→ **Prompt**
Exactly reproduce the lines that follow.

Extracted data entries
☆ ☆ ☆ ☆

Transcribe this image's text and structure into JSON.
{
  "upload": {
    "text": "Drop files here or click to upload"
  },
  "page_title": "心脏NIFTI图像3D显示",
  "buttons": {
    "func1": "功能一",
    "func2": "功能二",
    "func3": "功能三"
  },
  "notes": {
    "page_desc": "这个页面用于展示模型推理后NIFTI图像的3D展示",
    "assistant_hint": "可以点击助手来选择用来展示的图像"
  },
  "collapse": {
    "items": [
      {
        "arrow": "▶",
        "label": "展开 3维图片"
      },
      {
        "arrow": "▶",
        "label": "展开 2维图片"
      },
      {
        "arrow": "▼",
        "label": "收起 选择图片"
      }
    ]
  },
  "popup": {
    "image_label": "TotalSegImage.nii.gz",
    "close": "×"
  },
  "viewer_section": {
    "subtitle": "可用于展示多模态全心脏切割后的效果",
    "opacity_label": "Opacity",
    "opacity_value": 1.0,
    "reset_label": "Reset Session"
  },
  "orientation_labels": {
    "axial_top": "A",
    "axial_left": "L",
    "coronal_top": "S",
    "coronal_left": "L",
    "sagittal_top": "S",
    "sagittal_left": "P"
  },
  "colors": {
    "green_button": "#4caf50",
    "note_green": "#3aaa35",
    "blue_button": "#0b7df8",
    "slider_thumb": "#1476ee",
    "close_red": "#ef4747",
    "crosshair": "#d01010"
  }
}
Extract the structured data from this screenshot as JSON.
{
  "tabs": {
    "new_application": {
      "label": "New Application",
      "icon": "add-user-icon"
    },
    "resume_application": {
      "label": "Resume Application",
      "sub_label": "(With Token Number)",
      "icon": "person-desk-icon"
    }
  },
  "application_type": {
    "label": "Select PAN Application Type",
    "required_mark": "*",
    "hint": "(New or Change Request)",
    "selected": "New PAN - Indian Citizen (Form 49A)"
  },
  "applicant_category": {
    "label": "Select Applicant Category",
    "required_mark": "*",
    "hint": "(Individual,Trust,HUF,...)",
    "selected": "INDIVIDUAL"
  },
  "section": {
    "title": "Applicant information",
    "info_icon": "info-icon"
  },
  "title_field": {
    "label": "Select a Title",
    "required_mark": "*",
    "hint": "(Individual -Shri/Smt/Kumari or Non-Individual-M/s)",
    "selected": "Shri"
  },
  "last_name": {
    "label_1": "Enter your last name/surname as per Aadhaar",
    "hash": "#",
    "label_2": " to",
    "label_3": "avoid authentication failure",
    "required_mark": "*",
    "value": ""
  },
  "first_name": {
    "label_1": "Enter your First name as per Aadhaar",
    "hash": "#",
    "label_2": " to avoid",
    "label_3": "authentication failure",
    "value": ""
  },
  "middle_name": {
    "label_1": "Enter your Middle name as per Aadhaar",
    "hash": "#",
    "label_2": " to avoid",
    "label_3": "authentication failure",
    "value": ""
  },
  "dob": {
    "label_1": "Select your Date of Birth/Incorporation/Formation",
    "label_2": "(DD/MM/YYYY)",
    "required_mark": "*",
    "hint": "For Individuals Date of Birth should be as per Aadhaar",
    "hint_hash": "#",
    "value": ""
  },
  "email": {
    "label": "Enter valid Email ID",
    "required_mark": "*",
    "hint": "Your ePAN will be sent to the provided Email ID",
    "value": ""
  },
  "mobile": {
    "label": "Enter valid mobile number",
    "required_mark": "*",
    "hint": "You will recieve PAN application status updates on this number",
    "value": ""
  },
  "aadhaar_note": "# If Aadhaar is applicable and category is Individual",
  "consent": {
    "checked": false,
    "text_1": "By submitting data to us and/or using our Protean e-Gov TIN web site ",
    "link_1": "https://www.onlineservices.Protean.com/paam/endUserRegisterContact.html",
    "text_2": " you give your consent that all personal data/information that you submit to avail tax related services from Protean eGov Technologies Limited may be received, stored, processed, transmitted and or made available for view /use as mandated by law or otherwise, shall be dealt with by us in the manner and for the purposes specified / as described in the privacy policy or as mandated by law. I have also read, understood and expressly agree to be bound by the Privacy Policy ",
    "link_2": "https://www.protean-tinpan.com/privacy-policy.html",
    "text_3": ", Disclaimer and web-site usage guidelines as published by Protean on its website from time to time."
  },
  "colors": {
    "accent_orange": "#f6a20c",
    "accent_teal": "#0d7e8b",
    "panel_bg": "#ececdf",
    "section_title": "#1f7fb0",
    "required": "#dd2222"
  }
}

☆ ☆ ☆ ☆

→ **Written solution**
Transcribe this image's text and structure into JSON.
{
  "upload": {
    "text": "Drop files here or click to upload"
  },
  "page_title": "心脏NIFTI图像3D显示",
  "buttons": {
    "func1": "功能一",
    "func2": "功能二",
    "func3": "功能三"
  },
  "notes": {
    "page_desc": "这个页面用于展示模型推理后NIFTI图像的3D展示",
    "assistant_hint": "可以点击助手来选择用来展示的图像"
  },
  "collapse": {
    "items": [
      {
        "arrow": "▶",
        "label": "展开 3维图片"
      },
      {
        "arrow": "▶",
        "label": "展开 2维图片"
      },
      {
        "arrow": "▼",
        "label": "收起 选择图片"
      }
    ]
  },
  "popup": {
    "image_label": "TotalSegImage.nii.gz",
    "close": "×"
  },
  "viewer_section": {
    "subtitle": "可用于展示多模态全心脏切割后的效果",
    "opacity_label": "Opacity",
    "opacity_value": 1.0,
    "reset_label": "Reset Session"
  },
  "orientation_labels": {
    "axial_top": "A",
    "axial_left": "L",
    "coronal_top": "S",
    "coronal_left": "L",
    "sagittal_top": "S",
    "sagittal_left": "P"
  },
  "colors": {
    "green_button": "#4caf50",
    "note_green": "#3aaa35",
    "blue_button": "#0b7df8",
    "slider_thumb": "#1476ee",
    "close_red": "#ef4747",
    "crosshair": "#d01010"
  }
}
Extract the structured data from this screenshot as JSON.
{
  "tabs": {
    "new_application": {
      "label": "New Application",
      "icon": "add-user-icon"
    },
    "resume_application": {
      "label": "Resume Application",
      "sub_label": "(With Token Number)",
      "icon": "person-desk-icon"
    }
  },
  "application_type": {
    "label": "Select PAN Application Type",
    "required_mark": "*",
    "hint": "(New or Change Request)",
    "selected": "New PAN - Indian Citizen (Form 49A)"
  },
  "applicant_category": {
    "label": "Select Applicant Category",
    "required_mark": "*",
    "hint": "(Individual,Trust,HUF,...)",
    "selected": "INDIVIDUAL"
  },
  "section": {
    "title": "Applicant information",
    "info_icon": "info-icon"
  },
  "title_field": {
    "label": "Select a Title",
    "required_mark": "*",
    "hint": "(Individual -Shri/Smt/Kumari or Non-Individual-M/s)",
    "selected": "Shri"
  },
  "last_name": {
    "label_1": "Enter your last name/surname as per Aadhaar",
    "hash": "#",
    "label_2": " to",
    "label_3": "avoid authentication failure",
    "required_mark": "*",
    "value": ""
  },
  "first_name": {
    "label_1": "Enter your First name as per Aadhaar",
    "hash": "#",
    "label_2": " to avoid",
    "label_3": "authentication failure",
    "value": ""
  },
  "middle_name": {
    "label_1": "Enter your Middle name as per Aadhaar",
    "hash": "#",
    "label_2": " to avoid",
    "label_3": "authentication failure",
    "value": ""
  },
  "dob": {
    "label_1": "Select your Date of Birth/Incorporation/Formation",
    "label_2": "(DD/MM/YYYY)",
    "required_mark": "*",
    "hint": "For Individuals Date of Birth should be as per Aadhaar",
    "hint_hash": "#",
    "value": ""
  },
  "email": {
    "label": "Enter valid Email ID",
    "required_mark": "*",
    "hint": "Your ePAN will be sent to the provided Email ID",
    "value": ""
  },
  "mobile": {
    "label": "Enter valid mobile number",
    "required_mark": "*",
    "hint": "You will recieve PAN application status updates on this number",
    "value": ""
  },
  "aadhaar_note": "# If Aadhaar is applicable and category is Individual",
  "consent": {
    "checked": false,
    "text_1": "By submitting data to us and/or using our Protean e-Gov TIN web site ",
    "link_1": "https://www.onlineservices.Protean.com/paam/endUserRegisterContact.html",
    "text_2": " you give your consent that all personal data/information that you submit to avail tax related services from Protean eGov Technologies Limited may be received, stored, processed, transmitted and or made available for view /use as mandated by law or otherwise, shall be dealt with by us in the manner and for the purposes specified / as described in the privacy policy or as mandated by law. I have also read, understood and expressly agree to be bound by the Privacy Policy ",
    "link_2": "https://www.protean-tinpan.com/privacy-policy.html",
    "text_3": ", Disclaimer and web-site usage guidelines as published by Protean on its website from time to time."
  },
  "colors": {
    "accent_orange": "#f6a20c",
    "accent_teal": "#0d7e8b",
    "panel_bg": "#ececdf",
    "section_title": "#1f7fb0",
    "required": "#dd2222"
  }
}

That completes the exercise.